Recopiez mot pour mot le passage de l'extrait sur le corredor verde de Cali qui va de « L’espace public est » jusqu'à « des questions écologiques. » inclus.

EXTRAIT:
# # # # # # #
Le corredor verde est un pari métropolitain audacieux planifié dans le temps et soumis au débat qui initie, sur la base d’un financement privé, une progressivité lucide face aux aléas tout en proposant l’image engageante d’une volonté généreuse.

 

L’espace public est une ressource, un levier d’action d’une grande force, la mise en oeuvre de ce projet pourrait connaître une destinée progressive et structurante qui aiderait la ville à se recomposer et à se densifier tout en contribuant à l’amélioration de la mobilité du Nord au Sud, engageant simultanément l’évolution métropolitaine. La phase d’appropriation du projet menée tambour battant est le gage de l’enclenchement de la dynamique économique attendue.

 

Vu d’ailleurs

Contribuer à la réflexion pour l’évolution de la ville de Cali renvoi à un corpus de pratiques et d’exemples nombreux. L’essentiel des questions est abordé dans la démarche urbaine, durable et participative qui est présentée. Vu d’Europe, sur la base des débats du moment, quelques suggestions peuvent compléter le tableau au regard des questions écologiques.
# # # # # # #
DONNÉES FOURNIES:
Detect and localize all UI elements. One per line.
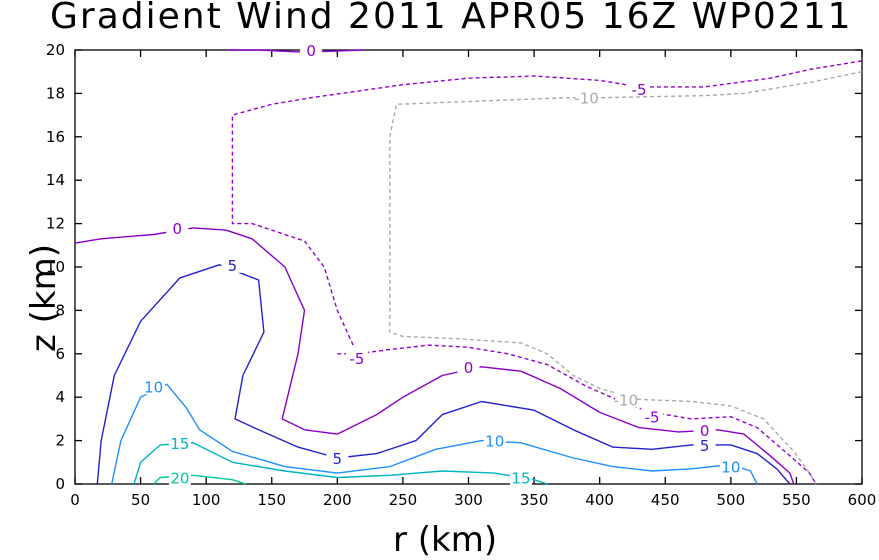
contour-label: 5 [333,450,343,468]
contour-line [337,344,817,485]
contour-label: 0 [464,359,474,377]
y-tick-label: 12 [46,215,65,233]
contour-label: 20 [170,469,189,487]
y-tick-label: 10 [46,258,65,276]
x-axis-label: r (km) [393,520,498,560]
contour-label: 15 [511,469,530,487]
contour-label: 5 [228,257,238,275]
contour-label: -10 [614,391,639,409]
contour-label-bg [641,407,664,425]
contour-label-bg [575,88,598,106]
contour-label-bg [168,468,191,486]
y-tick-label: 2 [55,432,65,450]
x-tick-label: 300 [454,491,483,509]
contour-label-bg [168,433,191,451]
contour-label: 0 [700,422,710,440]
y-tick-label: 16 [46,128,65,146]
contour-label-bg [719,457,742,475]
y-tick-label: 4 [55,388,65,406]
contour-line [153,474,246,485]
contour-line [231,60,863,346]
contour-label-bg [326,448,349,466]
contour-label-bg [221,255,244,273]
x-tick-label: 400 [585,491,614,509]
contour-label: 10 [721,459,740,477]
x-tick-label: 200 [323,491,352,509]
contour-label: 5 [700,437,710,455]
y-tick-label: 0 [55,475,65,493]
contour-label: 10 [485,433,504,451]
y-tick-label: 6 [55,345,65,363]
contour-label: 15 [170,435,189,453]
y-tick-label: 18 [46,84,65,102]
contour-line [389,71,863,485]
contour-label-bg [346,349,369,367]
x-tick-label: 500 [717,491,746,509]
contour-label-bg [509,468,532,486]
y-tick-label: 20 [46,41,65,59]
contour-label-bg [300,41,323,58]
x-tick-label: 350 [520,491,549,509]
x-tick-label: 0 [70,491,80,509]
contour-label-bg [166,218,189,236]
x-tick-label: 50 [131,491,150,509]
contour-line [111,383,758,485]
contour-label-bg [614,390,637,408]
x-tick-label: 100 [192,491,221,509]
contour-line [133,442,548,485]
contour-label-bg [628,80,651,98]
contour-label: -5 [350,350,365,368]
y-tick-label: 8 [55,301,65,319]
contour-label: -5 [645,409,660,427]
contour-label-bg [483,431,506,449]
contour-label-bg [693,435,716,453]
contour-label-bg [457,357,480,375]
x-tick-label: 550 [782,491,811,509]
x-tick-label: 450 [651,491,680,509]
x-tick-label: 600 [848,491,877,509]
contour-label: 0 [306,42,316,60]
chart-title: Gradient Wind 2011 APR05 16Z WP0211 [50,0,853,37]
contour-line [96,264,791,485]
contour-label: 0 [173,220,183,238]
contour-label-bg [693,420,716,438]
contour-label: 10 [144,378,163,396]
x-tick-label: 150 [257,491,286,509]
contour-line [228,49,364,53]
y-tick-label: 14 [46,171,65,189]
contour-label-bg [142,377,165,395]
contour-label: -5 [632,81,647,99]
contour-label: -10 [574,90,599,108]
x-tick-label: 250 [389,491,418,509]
# # # # # # #
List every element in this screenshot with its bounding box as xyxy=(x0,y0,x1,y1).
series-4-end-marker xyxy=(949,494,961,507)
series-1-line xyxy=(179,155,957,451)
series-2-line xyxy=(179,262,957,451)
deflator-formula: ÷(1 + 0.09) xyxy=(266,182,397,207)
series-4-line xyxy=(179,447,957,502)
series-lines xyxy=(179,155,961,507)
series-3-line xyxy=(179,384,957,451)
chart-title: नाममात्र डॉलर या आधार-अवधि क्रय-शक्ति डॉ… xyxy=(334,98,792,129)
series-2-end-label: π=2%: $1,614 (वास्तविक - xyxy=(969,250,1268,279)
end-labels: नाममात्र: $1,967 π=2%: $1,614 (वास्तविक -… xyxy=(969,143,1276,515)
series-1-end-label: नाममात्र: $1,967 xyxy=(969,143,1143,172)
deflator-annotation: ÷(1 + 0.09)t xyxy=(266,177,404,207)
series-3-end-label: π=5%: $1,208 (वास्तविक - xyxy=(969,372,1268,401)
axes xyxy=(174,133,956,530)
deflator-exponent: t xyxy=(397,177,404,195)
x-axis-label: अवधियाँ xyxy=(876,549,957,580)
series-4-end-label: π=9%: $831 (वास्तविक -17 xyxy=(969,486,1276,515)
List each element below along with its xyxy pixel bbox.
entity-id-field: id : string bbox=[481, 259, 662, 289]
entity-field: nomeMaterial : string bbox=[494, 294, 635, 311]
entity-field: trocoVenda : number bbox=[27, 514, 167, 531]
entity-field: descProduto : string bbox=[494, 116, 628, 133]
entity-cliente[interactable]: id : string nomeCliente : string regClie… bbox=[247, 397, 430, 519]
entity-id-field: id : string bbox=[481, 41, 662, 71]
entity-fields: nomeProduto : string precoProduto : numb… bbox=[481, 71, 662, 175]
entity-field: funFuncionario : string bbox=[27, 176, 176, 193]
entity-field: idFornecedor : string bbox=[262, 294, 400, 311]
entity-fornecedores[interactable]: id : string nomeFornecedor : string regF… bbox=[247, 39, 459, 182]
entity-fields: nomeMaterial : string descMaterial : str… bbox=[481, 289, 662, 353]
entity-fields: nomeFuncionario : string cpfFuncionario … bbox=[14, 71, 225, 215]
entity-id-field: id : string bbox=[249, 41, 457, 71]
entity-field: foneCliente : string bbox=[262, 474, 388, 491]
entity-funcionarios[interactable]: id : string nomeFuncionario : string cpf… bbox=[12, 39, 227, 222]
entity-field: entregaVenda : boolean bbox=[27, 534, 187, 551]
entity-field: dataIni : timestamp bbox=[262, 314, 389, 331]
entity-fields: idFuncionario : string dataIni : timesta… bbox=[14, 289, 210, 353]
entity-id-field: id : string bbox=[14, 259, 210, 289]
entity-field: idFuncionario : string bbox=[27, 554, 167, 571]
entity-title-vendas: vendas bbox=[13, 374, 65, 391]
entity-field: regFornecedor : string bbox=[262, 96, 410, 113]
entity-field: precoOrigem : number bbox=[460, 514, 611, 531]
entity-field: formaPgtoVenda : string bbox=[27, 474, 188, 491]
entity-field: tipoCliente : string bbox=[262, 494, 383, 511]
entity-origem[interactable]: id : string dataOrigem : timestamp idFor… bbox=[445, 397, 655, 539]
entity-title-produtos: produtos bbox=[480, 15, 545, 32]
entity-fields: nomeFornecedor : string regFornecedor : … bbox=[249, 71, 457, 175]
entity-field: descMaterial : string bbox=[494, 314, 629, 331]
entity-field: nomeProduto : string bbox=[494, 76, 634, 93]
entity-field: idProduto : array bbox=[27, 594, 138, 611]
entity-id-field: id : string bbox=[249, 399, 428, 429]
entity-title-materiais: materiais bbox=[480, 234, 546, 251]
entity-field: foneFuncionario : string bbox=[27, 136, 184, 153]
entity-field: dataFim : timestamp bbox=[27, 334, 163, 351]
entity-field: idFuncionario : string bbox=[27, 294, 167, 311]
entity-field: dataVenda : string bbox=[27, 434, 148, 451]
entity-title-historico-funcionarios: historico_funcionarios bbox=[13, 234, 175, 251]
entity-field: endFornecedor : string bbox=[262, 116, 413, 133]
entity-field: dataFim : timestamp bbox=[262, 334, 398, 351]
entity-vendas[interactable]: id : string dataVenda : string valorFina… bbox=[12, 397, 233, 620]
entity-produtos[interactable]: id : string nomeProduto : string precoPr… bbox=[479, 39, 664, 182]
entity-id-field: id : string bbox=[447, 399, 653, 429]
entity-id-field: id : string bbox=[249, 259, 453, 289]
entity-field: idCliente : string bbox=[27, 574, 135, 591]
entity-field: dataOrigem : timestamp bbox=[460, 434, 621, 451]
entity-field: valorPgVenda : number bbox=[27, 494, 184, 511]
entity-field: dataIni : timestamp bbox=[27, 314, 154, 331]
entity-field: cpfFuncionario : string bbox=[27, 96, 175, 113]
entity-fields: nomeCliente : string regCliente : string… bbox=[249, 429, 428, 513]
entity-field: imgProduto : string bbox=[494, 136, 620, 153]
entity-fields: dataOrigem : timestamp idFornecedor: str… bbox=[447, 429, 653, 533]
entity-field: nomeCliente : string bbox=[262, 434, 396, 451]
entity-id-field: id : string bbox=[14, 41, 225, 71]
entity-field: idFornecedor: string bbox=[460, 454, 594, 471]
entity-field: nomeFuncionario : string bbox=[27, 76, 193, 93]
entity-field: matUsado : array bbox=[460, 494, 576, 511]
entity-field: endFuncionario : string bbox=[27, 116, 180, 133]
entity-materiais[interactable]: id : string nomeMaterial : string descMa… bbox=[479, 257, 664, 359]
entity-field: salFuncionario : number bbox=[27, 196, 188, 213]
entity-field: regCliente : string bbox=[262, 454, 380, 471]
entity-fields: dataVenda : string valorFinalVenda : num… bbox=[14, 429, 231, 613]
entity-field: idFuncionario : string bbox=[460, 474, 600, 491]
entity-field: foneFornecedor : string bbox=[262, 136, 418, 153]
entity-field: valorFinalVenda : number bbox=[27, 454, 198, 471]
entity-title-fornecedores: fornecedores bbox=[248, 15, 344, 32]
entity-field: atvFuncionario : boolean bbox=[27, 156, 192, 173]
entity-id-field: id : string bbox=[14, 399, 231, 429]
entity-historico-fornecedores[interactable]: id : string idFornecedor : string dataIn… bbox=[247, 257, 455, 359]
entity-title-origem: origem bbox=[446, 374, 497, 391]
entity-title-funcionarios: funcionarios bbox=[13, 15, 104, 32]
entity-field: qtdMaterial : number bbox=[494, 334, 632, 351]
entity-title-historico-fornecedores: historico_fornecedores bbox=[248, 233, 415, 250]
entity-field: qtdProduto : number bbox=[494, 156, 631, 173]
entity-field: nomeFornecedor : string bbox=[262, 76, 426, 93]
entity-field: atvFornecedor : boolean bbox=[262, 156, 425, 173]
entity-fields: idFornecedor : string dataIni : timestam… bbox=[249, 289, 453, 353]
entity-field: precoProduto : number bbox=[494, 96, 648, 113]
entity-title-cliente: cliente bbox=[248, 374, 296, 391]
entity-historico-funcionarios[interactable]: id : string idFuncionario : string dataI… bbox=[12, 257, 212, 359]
# # # # # # #
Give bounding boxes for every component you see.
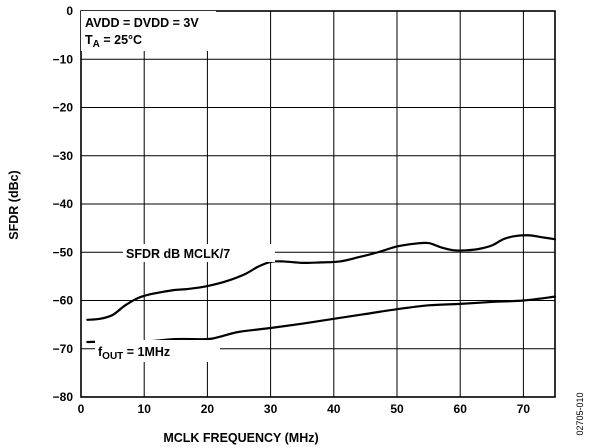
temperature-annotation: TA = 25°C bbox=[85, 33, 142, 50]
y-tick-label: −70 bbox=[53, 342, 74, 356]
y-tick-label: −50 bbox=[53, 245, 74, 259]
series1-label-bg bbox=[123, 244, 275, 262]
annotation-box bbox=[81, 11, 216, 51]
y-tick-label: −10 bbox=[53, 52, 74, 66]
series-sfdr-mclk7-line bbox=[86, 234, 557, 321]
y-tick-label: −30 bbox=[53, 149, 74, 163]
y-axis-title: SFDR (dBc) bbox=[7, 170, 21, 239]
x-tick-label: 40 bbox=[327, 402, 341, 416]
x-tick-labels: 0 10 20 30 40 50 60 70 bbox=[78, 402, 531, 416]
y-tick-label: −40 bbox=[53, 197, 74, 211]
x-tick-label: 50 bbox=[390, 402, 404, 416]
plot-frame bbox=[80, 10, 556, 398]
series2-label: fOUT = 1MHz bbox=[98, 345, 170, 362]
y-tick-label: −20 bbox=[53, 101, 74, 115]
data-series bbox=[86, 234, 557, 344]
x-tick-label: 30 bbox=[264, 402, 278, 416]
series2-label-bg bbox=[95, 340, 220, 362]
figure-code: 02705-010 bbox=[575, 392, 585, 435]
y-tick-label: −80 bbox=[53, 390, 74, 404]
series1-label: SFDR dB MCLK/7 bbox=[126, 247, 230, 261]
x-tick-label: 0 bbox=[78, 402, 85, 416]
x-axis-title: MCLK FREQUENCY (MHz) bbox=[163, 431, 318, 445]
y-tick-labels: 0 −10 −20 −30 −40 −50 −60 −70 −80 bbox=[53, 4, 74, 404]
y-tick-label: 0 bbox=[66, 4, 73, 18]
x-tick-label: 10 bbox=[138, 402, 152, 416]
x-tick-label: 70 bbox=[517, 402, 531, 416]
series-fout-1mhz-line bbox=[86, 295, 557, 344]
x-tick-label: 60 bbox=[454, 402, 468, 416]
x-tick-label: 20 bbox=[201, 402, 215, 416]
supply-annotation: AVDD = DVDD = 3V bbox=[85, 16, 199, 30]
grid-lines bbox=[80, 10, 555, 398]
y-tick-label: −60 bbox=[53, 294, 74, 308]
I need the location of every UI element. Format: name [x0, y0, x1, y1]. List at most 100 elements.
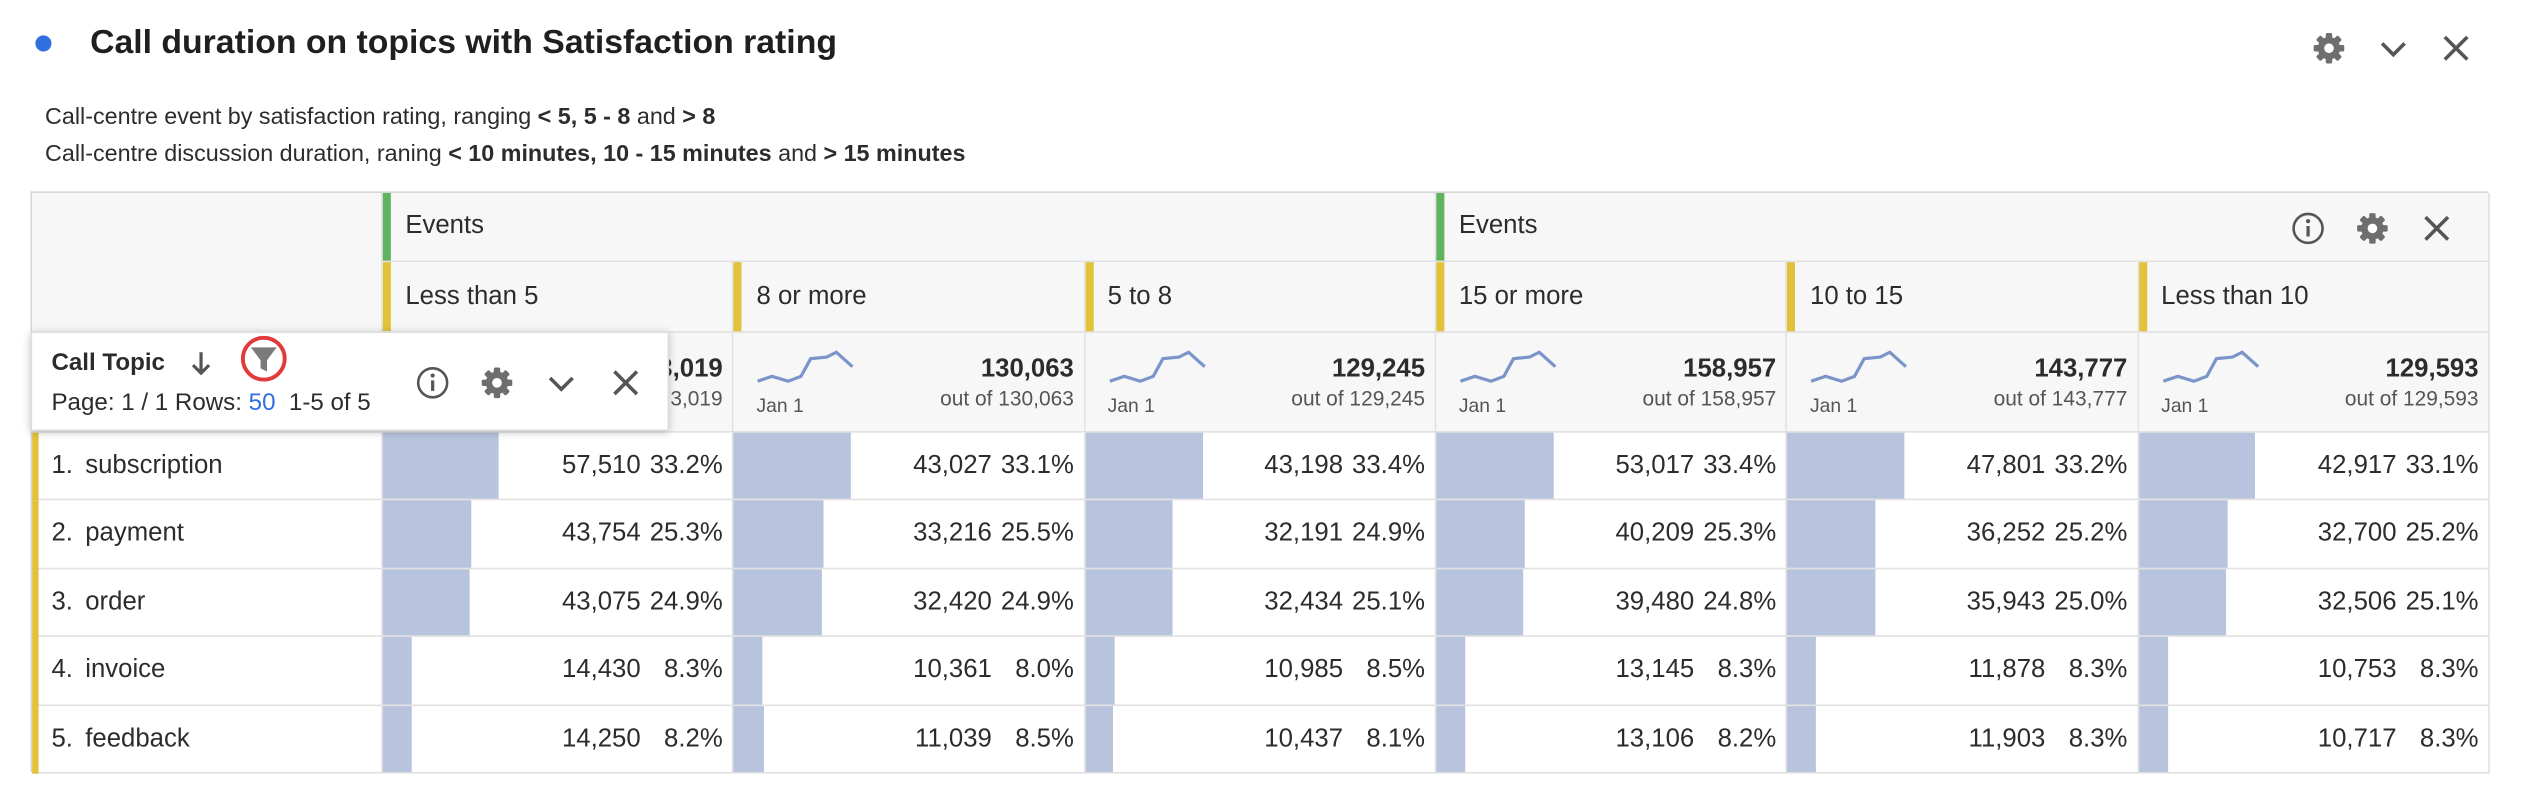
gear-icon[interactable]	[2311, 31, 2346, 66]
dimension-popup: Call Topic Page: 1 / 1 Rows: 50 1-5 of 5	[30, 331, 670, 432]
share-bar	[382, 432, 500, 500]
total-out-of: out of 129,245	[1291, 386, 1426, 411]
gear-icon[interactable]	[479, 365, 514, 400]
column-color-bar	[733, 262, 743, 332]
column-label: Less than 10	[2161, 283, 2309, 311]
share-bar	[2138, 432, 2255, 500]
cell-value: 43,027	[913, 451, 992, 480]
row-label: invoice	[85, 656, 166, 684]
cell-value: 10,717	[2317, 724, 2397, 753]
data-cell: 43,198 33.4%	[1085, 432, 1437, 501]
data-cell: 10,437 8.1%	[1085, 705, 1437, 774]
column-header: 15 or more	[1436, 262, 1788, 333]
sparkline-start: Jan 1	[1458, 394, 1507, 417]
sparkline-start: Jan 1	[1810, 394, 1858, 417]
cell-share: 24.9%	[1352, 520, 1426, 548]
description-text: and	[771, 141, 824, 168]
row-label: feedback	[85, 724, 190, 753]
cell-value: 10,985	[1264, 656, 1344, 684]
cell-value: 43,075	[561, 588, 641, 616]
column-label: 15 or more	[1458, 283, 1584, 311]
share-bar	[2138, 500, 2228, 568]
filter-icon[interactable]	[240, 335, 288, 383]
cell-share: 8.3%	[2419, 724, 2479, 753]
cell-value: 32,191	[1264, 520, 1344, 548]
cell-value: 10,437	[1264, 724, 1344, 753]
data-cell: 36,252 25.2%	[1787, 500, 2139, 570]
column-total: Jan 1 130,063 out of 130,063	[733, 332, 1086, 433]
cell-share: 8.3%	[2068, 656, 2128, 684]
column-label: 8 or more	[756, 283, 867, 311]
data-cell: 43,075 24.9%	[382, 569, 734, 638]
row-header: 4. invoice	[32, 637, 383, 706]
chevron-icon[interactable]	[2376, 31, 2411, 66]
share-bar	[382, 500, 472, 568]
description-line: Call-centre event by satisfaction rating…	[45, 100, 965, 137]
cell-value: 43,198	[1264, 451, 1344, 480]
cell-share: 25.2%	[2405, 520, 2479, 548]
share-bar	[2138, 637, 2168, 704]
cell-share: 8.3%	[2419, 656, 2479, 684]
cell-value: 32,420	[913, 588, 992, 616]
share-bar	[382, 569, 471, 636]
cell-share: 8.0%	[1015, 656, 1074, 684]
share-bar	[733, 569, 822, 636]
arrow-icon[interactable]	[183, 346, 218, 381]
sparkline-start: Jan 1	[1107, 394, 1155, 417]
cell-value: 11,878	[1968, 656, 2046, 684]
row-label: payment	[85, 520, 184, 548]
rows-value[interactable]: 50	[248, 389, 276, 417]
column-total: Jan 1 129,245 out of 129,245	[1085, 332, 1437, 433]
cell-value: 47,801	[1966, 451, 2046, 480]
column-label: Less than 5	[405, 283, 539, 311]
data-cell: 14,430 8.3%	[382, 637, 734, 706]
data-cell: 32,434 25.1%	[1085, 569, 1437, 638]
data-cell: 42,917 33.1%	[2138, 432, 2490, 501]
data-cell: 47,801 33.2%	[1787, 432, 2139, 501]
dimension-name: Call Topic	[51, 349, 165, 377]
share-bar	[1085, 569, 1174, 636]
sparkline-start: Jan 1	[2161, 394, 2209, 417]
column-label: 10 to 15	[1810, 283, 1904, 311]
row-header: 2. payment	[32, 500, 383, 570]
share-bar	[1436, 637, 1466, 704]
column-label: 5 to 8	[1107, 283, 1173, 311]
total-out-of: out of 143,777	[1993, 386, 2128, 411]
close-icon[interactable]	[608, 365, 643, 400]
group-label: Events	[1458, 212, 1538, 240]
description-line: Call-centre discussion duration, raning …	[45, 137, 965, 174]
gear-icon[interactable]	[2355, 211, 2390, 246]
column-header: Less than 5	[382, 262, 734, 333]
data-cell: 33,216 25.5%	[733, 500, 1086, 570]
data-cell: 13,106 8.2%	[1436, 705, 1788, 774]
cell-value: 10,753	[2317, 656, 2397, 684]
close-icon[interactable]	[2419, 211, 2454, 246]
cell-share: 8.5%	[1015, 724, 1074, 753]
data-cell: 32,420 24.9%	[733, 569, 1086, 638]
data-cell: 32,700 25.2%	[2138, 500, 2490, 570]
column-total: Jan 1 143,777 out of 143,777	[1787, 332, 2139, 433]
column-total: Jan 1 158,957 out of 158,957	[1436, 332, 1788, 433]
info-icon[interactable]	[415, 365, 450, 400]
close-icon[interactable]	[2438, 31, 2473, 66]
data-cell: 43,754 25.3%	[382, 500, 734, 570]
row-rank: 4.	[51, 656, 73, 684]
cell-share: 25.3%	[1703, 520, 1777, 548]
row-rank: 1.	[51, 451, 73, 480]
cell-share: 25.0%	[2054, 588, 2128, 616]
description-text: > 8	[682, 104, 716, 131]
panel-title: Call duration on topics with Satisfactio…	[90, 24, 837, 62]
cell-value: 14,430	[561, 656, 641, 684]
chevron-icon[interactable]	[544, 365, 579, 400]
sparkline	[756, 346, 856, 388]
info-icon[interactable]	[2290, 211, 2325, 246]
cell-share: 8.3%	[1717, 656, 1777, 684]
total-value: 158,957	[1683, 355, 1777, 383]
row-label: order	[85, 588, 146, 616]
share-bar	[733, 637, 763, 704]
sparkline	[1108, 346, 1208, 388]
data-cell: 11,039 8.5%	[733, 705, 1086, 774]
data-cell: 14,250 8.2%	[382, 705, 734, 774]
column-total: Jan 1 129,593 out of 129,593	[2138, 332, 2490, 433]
# # # # # # #
RÉPONSE À L'EXERCICE:
L’espace public est une ressource, un levier d’action d’une grande force, la mise en oeuvre de ce projet pourrait connaître une destinée progressive et structurante qui aiderait la ville à se recomposer et à se densifier tout en contribuant à l’amélioration de la mobilité du Nord au Sud, engageant simultanément l’évolution métropolitaine. La phase d’appropriation du projet menée tambour battant est le gage de l’enclenchement de la dynamique économique attendue.

 

Vu d’ailleurs

Contribuer à la réflexion pour l’évolution de la ville de Cali renvoi à un corpus de pratiques et d’exemples nombreux. L’essentiel des questions est abordé dans la démarche urbaine, durable et participative qui est présentée. Vu d’Europe, sur la base des débats du moment, quelques suggestions peuvent compléter le tableau au regard des questions écologiques.